_WHAT YOU HAVE TO DO_. Look through the records below and collect all lines that hold the string "Einhorn".

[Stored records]
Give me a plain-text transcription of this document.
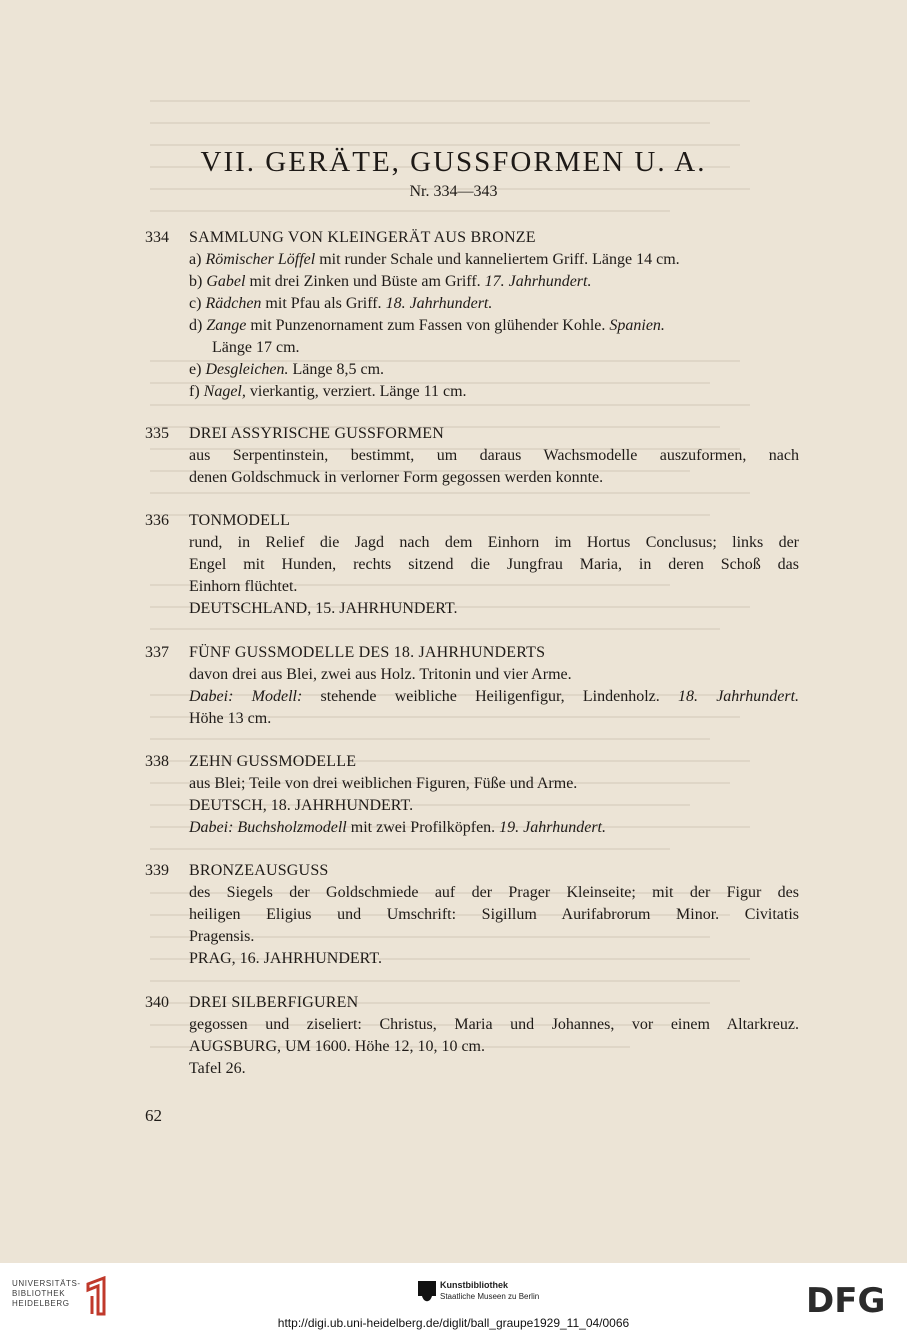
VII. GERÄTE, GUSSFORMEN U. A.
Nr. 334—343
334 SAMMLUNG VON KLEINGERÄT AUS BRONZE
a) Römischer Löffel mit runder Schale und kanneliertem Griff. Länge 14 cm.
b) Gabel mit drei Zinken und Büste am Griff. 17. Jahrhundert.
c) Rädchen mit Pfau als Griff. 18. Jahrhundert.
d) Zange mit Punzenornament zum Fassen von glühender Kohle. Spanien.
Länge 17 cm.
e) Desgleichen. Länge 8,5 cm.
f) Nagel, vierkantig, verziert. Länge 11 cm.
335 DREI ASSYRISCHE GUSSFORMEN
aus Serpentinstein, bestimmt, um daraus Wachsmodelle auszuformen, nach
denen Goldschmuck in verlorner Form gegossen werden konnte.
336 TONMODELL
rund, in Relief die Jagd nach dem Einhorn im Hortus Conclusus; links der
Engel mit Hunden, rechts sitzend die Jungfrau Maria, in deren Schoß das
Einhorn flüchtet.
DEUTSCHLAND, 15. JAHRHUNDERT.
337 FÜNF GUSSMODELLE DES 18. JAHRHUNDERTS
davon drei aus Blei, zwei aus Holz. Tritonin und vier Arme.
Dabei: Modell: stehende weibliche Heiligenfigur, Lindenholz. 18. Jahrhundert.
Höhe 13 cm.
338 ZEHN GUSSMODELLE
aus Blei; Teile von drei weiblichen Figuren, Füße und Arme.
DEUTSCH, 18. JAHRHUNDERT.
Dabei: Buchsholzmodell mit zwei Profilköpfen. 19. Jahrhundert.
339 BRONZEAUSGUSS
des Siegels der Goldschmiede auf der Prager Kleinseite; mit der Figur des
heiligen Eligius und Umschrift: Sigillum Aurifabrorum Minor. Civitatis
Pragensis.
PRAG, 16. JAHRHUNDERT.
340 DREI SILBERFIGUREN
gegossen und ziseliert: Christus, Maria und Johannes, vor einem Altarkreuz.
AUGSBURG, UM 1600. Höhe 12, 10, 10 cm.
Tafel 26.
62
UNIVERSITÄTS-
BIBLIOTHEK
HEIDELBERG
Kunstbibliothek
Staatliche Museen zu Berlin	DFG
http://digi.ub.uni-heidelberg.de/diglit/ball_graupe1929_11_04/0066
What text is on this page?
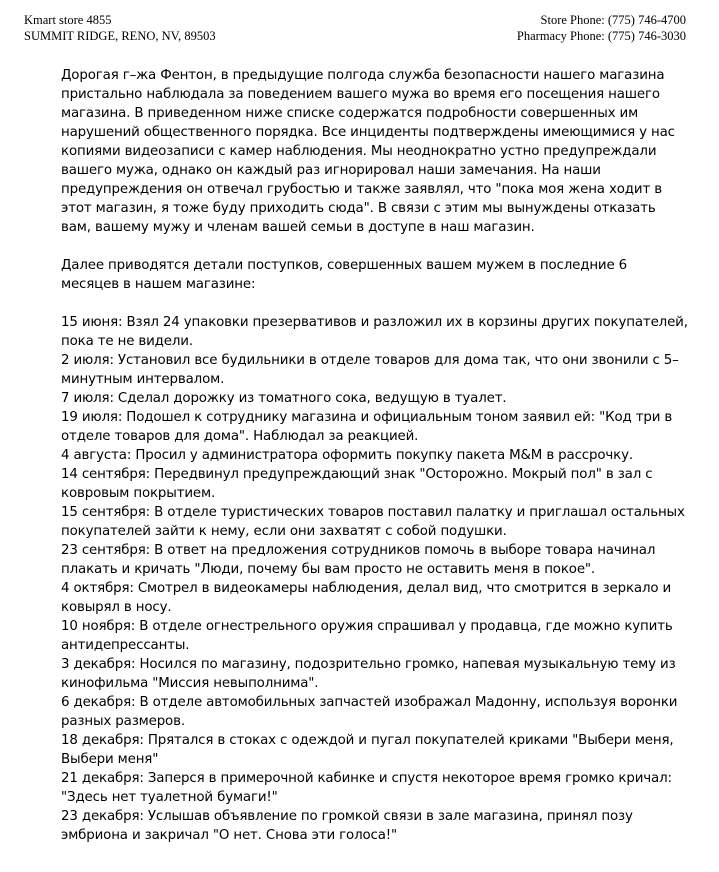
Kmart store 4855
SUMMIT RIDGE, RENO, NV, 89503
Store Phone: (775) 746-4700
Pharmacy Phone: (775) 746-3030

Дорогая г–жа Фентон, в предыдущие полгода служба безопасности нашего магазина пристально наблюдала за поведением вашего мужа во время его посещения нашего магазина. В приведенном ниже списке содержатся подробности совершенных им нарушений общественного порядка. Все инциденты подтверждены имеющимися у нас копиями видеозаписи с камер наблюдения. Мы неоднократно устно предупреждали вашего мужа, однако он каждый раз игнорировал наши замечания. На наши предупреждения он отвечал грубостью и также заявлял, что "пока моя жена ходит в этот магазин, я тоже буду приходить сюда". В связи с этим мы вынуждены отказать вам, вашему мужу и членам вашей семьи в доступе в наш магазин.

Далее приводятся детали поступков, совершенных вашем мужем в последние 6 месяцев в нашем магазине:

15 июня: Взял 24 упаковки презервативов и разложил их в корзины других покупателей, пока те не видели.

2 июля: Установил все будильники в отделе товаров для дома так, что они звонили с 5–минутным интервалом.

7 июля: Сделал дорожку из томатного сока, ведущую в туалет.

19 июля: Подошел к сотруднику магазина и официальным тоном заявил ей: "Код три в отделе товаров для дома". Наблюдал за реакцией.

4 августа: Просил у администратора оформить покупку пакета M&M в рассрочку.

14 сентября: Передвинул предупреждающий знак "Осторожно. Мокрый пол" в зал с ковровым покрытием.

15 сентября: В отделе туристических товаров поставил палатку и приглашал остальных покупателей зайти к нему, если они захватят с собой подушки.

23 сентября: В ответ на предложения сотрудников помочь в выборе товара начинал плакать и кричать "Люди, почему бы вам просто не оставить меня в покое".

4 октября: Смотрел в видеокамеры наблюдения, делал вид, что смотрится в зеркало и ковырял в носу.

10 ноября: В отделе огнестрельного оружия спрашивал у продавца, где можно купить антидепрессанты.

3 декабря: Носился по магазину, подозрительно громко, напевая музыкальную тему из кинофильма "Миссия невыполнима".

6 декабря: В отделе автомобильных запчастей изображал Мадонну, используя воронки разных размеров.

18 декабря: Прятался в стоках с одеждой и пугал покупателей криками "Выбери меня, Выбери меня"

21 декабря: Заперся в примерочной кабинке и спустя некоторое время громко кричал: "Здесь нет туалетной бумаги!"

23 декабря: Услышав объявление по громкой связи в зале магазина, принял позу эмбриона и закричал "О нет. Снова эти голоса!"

_FINISHED TASK_.
rund, in Relief die Jagd nach dem Einhorn im Hortus Conclusus; links der
Einhorn flüchtet.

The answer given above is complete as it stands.